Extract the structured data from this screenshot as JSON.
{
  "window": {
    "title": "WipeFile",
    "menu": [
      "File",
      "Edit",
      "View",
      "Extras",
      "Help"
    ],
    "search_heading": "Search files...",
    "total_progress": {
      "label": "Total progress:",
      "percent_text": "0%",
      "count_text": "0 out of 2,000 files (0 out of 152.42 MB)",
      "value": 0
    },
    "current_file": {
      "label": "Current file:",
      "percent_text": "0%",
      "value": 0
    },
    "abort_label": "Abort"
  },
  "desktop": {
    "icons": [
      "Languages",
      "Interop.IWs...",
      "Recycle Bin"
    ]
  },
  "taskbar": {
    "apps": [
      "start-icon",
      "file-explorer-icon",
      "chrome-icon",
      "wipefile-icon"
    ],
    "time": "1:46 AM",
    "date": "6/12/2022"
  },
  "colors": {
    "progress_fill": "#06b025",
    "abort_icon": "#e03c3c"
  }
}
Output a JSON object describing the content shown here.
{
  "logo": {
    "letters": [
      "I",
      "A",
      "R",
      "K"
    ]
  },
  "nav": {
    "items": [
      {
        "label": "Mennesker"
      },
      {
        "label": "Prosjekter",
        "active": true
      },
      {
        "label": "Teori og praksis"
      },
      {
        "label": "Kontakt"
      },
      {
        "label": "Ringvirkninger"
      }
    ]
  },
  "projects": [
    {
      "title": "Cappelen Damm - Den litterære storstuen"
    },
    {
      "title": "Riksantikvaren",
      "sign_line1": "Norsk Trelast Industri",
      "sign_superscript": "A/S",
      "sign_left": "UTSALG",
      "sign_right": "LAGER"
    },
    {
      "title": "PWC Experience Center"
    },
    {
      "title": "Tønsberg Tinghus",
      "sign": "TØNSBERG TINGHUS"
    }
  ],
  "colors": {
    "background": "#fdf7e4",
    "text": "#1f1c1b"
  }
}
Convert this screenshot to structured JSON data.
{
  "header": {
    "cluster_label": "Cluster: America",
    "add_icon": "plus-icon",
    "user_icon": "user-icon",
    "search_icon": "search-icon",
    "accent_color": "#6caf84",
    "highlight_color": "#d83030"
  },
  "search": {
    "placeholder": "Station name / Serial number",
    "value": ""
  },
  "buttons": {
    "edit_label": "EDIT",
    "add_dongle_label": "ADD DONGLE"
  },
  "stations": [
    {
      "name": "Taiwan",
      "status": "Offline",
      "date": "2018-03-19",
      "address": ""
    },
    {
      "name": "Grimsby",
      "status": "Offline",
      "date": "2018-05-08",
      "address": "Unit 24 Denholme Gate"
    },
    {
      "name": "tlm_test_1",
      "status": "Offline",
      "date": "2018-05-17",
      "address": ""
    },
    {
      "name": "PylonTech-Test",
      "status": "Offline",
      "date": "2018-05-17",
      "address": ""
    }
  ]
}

######

WHAT TO PRODUCE - Search the entries for the word "JSON" and pick out every line that holds it.

EXERCISE RESULT -
Extract the structured data from this screenshot as JSON.
Output a JSON object describing the content shown here.
Convert this screenshot to structured JSON data.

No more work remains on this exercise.